Take each line containing "institución" and report it exactly as written.

---*---

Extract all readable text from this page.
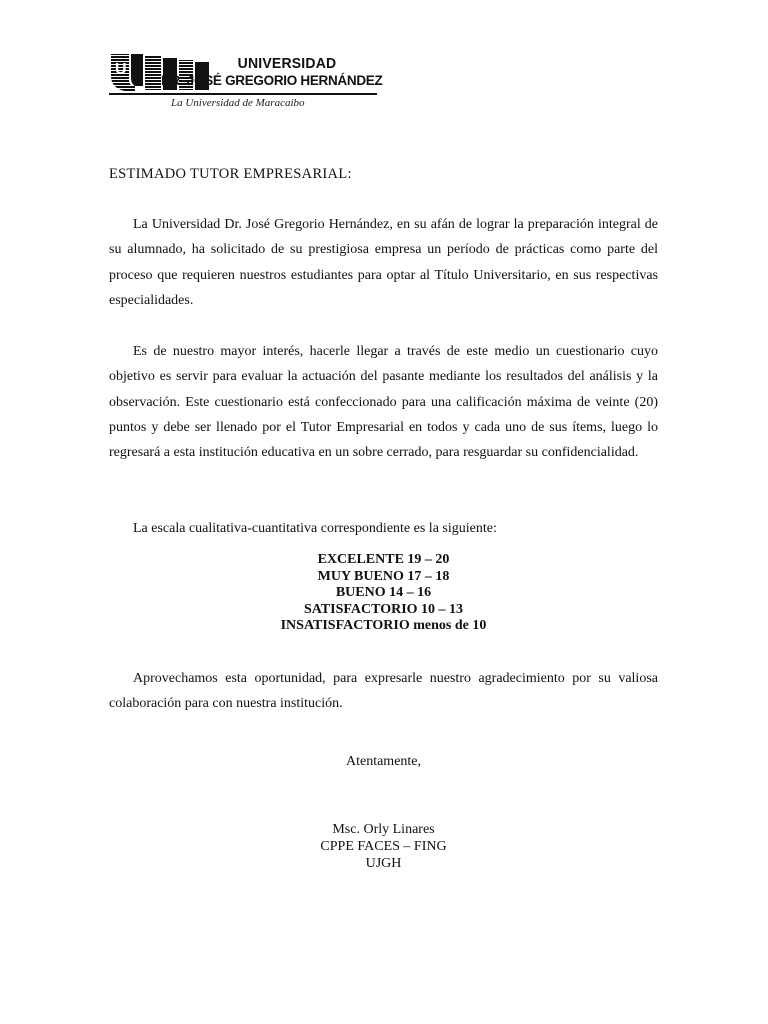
U	UNIVERSIDAD
DR. JOSÉ GREGORIO HERNÁNDEZ
La Universidad de Maracaibo
ESTIMADO TUTOR EMPRESARIAL:

La Universidad Dr. José Gregorio Hernández, en su afán de lograr la preparación integral de su alumnado, ha solicitado de su prestigiosa empresa un período de prácticas como parte del proceso que requieren nuestros estudiantes para optar al Título Universitario, en sus respectivas especialidades.

Es de nuestro mayor interés, hacerle llegar a través de este medio un cuestionario cuyo objetivo es servir para evaluar la actuación del pasante mediante los resultados del análisis y la observación. Este cuestionario está confeccionado para una calificación máxima de veinte (20) puntos y debe ser llenado por el Tutor Empresarial en todos y cada uno de sus ítems, luego lo regresará a esta institución educativa en un sobre cerrado, para resguardar su confidencialidad.

La escala cualitativa-cuantitativa correspondiente es la siguiente:

EXCELENTE 19 – 20
MUY BUENO 17 – 18
BUENO 14 – 16
SATISFACTORIO 10 – 13
INSATISFACTORIO menos de 10

Aprovechamos esta oportunidad, para expresarle nuestro agradecimiento por su valiosa colaboración para con nuestra institución.

Atentamente,
Msc. Orly Linares
CPPE FACES – FING
UJGH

---*---

Task response ▸
Es de nuestro mayor interés, hacerle llegar a través de este medio un cuestionario cuyo objetivo es servir para evaluar la actuación del pasante mediante los resultados del análisis y la observación. Este cuestionario está confeccionado para una calificación máxima de veinte (20) puntos y debe ser llenado por el Tutor Empresarial en todos y cada uno de sus ítems, luego lo regresará a esta institución educativa en un sobre cerrado, para resguardar su confidencialidad.
Aprovechamos esta oportunidad, para expresarle nuestro agradecimiento por su valiosa colaboración para con nuestra institución.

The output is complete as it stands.